▸ **Problem to work on**
Search the material and gather each line with "ของร" in it.

** start Data supplied **

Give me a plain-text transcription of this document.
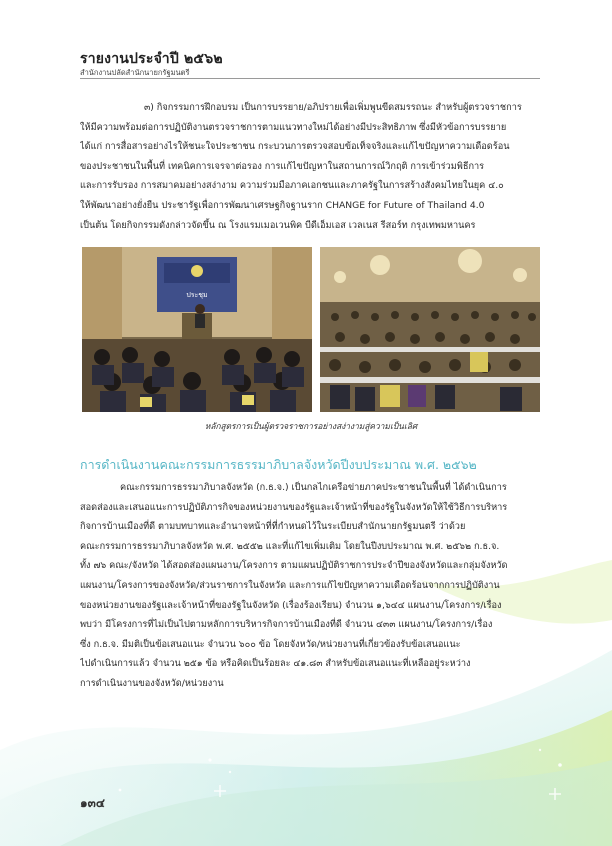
รายงานประจำปี ๒๕๖๒
สำนักงานปลัดสำนักนายกรัฐมนตรี
๓) กิจกรรมการฝึกอบรม เป็นการบรรยาย/อภิปรายเพื่อเพิ่มพูนขีดสมรรถนะ สำหรับผู้ตรวจราชการ
ให้มีความพร้อมต่อการปฏิบัติงานตรวจราชการตามแนวทางใหม่ได้อย่างมีประสิทธิภาพ ซึ่งมีหัวข้อการบรรยาย
ได้แก่ การสื่อสารอย่างไรให้ชนะใจประชาชน กระบวนการตรวจสอบข้อเท็จจริงและแก้ไขปัญหาความเดือดร้อน
ของประชาชนในพื้นที่ เทคนิคการเจรจาต่อรอง การแก้ไขปัญหาในสถานการณ์วิกฤติ การเข้าร่วมพิธีการ
และการรับรอง การสมาคมอย่างสง่างาม ความร่วมมือภาคเอกชนและภาครัฐในการสร้างสังคมไทยในยุค ๔.๐
ให้พัฒนาอย่างยั่งยืน ประชารัฐเพื่อการพัฒนาเศรษฐกิจฐานราก CHANGE for Future of Thailand 4.0
เป็นต้น โดยกิจกรรมดังกล่าวจัดขึ้น ณ โรงแรมเมอเวนพิค บีดีเอ็มเอส เวลเนส รีสอร์ท กรุงเทพมหานคร
ประชุม
หลักสูตรการเป็นผู้ตรวจราชการอย่างสง่างามสู่ความเป็นเลิศ
การดำเนินงานคณะกรรมการธรรมาภิบาลจังหวัดปีงบประมาณ พ.ศ. ๒๕๖๒
คณะกรรมการธรรมาภิบาลจังหวัด (ก.ธ.จ.) เป็นกลไกเครือข่ายภาคประชาชนในพื้นที่ ได้ดำเนินการ
สอดส่องและเสนอแนะการปฏิบัติภารกิจของหน่วยงานของรัฐและเจ้าหน้าที่ของรัฐในจังหวัดให้ใช้วิธีการบริหาร
กิจการบ้านเมืองที่ดี ตามบทบาทและอำนาจหน้าที่ที่กำหนดไว้ในระเบียบสำนักนายกรัฐมนตรี ว่าด้วย
คณะกรรมการธรรมาภิบาลจังหวัด พ.ศ. ๒๕๕๒ และที่แก้ไขเพิ่มเติม โดยในปีงบประมาณ พ.ศ. ๒๕๖๒ ก.ธ.จ.
ทั้ง ๗๖ คณะ/จังหวัด ได้สอดส่องแผนงาน/โครงการ ตามแผนปฏิบัติราชการประจำปีของจังหวัดและกลุ่มจังหวัด
แผนงาน/โครงการของจังหวัด/ส่วนราชการในจังหวัด และการแก้ไขปัญหาความเดือดร้อนจากการปฏิบัติงาน
ของหน่วยงานของรัฐและเจ้าหน้าที่ของรัฐในจังหวัด (เรื่องร้องเรียน) จำนวน ๑,๖๔๔ แผนงาน/โครงการ/เรื่อง
พบว่า มีโครงการที่ไม่เป็นไปตามหลักการบริหารกิจการบ้านเมืองที่ดี จำนวน ๔๓๓ แผนงาน/โครงการ/เรื่อง
ซึ่ง ก.ธ.จ. มีมติเป็นข้อเสนอแนะ จำนวน ๖๐๐ ข้อ โดยจังหวัด/หน่วยงานที่เกี่ยวข้องรับข้อเสนอแนะ
ไปดำเนินการแล้ว จำนวน ๒๕๑ ข้อ หรือคิดเป็นร้อยละ ๔๑.๘๓ สำหรับข้อเสนอแนะที่เหลืออยู่ระหว่าง
การดำเนินงานของจังหวัด/หน่วยงาน
๑๓๔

** end Data supplied **

▸ **In response**
สอดส่องและเสนอแนะการปฏิบัติภารกิจของหน่วยงานของรัฐและเจ้าหน้าที่ของรัฐในจังหวัดให้ใช้วิธีการบริหาร
ของหน่วยงานของรัฐและเจ้าหน้าที่ของรัฐในจังหวัด (เรื่องร้องเรียน) จำนวน ๑,๖๔๔ แผนงาน/โครงการ/เรื่อง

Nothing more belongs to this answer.